• **Instruction**
Go through the records underneath and write each one out again exactly.
— BEGIN —
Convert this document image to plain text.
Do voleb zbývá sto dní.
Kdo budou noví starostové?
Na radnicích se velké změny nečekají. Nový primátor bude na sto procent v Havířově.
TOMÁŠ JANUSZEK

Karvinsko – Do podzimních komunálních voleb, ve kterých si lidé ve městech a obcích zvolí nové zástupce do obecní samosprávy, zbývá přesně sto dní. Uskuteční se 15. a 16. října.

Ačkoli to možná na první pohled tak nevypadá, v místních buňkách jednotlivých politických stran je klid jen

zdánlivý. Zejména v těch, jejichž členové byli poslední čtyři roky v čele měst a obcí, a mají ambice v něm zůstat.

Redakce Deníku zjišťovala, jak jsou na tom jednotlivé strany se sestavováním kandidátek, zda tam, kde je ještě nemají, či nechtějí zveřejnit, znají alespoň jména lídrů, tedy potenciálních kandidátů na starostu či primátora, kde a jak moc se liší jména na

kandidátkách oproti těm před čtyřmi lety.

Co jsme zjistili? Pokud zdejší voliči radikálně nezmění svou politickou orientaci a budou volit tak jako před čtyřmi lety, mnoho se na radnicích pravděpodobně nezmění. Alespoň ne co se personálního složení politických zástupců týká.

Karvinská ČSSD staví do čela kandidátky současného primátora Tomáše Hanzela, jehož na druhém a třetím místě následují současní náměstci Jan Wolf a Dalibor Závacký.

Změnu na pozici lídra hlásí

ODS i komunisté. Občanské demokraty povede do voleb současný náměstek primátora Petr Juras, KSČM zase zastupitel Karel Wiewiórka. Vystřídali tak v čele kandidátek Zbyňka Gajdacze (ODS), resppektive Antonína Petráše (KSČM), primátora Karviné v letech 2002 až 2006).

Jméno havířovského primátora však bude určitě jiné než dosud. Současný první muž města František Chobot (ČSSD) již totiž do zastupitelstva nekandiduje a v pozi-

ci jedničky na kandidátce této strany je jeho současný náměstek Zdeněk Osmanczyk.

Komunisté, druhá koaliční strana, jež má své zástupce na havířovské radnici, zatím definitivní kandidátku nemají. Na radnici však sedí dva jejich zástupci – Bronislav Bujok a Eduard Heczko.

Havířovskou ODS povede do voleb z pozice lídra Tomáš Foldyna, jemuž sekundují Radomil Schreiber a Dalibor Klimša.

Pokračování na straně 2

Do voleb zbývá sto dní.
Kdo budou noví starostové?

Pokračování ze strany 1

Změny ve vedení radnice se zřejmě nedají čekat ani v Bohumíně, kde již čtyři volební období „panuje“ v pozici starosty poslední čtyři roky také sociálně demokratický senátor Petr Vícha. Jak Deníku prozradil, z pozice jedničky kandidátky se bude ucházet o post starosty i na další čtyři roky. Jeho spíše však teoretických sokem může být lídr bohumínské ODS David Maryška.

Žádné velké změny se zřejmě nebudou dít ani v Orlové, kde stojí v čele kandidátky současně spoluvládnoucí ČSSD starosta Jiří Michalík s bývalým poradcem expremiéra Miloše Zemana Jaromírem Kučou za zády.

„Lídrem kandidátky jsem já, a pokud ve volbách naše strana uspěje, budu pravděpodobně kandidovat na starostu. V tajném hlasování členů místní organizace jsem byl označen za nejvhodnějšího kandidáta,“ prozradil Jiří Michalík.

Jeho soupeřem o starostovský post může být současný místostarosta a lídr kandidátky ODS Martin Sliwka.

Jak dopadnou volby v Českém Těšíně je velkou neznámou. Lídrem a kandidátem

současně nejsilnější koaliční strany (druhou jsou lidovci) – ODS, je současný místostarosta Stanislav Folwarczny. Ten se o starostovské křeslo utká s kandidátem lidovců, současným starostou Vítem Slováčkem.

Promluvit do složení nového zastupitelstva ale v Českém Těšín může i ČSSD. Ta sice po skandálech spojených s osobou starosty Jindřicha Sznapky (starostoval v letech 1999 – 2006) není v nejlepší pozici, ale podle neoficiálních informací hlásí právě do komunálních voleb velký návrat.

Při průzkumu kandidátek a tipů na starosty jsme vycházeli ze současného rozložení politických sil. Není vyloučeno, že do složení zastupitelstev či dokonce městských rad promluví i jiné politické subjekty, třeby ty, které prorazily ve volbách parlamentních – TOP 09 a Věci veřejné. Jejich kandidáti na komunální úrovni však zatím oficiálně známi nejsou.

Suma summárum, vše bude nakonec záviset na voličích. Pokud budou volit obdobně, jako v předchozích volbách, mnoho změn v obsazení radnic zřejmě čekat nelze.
— END —
• **Response to the task**
Convert this document image to plain text.
Do voleb zbývá sto dní.
Kdo budou noví starostové?
Na radnicích se velké změny nečekají. Nový primátor bude na sto procent v Havířově.
TOMÁŠ JANUSZEK

Karvinsko – Do podzimních komunálních voleb, ve kterých si lidé ve městech a obcích zvolí nové zástupce do obecní samosprávy, zbývá přesně sto dní. Uskuteční se 15. a 16. října.

Ačkoli to možná na první pohled tak nevypadá, v místních buňkách jednotlivých politických stran je klid jen

zdánlivý. Zejména v těch, jejichž členové byli poslední čtyři roky v čele měst a obcí, a mají ambice v něm zůstat.

Redakce Deníku zjišťovala, jak jsou na tom jednotlivé strany se sestavováním kandidátek, zda tam, kde je ještě nemají, či nechtějí zveřejnit, znají alespoň jména lídrů, tedy potenciálních kandidátů na starostu či primátora, kde a jak moc se liší jména na

kandidátkách oproti těm před čtyřmi lety.

Co jsme zjistili? Pokud zdejší voliči radikálně nezmění svou politickou orientaci a budou volit tak jako před čtyřmi lety, mnoho se na radnicích pravděpodobně nezmění. Alespoň ne co se personálního složení politických zástupců týká.

Karvinská ČSSD staví do čela kandidátky současného primátora Tomáše Hanzela, jehož na druhém a třetím místě následují současní náměstci Jan Wolf a Dalibor Závacký.

Změnu na pozici lídra hlásí

ODS i komunisté. Občanské demokraty povede do voleb současný náměstek primátora Petr Juras, KSČM zase zastupitel Karel Wiewiórka. Vystřídali tak v čele kandidátek Zbyňka Gajdacze (ODS), resppektive Antonína Petráše (KSČM), primátora Karviné v letech 2002 až 2006).

Jméno havířovského primátora však bude určitě jiné než dosud. Současný první muž města František Chobot (ČSSD) již totiž do zastupitelstva nekandiduje a v pozi-

ci jedničky na kandidátce této strany je jeho současný náměstek Zdeněk Osmanczyk.

Komunisté, druhá koaliční strana, jež má své zástupce na havířovské radnici, zatím definitivní kandidátku nemají. Na radnici však sedí dva jejich zástupci – Bronislav Bujok a Eduard Heczko.

Havířovskou ODS povede do voleb z pozice lídra Tomáš Foldyna, jemuž sekundují Radomil Schreiber a Dalibor Klimša.

Pokračování na straně 2

Do voleb zbývá sto dní.
Kdo budou noví starostové?

Pokračování ze strany 1

Změny ve vedení radnice se zřejmě nedají čekat ani v Bohumíně, kde již čtyři volební období „panuje“ v pozici starosty poslední čtyři roky také sociálně demokratický senátor Petr Vícha. Jak Deníku prozradil, z pozice jedničky kandidátky se bude ucházet o post starosty i na další čtyři roky. Jeho spíše však teoretických sokem může být lídr bohumínské ODS David Maryška.

Žádné velké změny se zřejmě nebudou dít ani v Orlové, kde stojí v čele kandidátky současně spoluvládnoucí ČSSD starosta Jiří Michalík s bývalým poradcem expremiéra Miloše Zemana Jaromírem Kučou za zády.

„Lídrem kandidátky jsem já, a pokud ve volbách naše strana uspěje, budu pravděpodobně kandidovat na starostu. V tajném hlasování členů místní organizace jsem byl označen za nejvhodnějšího kandidáta,“ prozradil Jiří Michalík.

Jeho soupeřem o starostovský post může být současný místostarosta a lídr kandidátky ODS Martin Sliwka.

Jak dopadnou volby v Českém Těšíně je velkou neznámou. Lídrem a kandidátem

současně nejsilnější koaliční strany (druhou jsou lidovci) – ODS, je současný místostarosta Stanislav Folwarczny. Ten se o starostovské křeslo utká s kandidátem lidovců, současným starostou Vítem Slováčkem.

Promluvit do složení nového zastupitelstva ale v Českém Těšín může i ČSSD. Ta sice po skandálech spojených s osobou starosty Jindřicha Sznapky (starostoval v letech 1999 – 2006) není v nejlepší pozici, ale podle neoficiálních informací hlásí právě do komunálních voleb velký návrat.

Při průzkumu kandidátek a tipů na starosty jsme vycházeli ze současného rozložení politických sil. Není vyloučeno, že do složení zastupitelstev či dokonce městských rad promluví i jiné politické subjekty, třeby ty, které prorazily ve volbách parlamentních – TOP 09 a Věci veřejné. Jejich kandidáti na komunální úrovni však zatím oficiálně známi nejsou.

Suma summárum, vše bude nakonec záviset na voličích. Pokud budou volit obdobně, jako v předchozích volbách, mnoho změn v obsazení radnic zřejmě čekat nelze.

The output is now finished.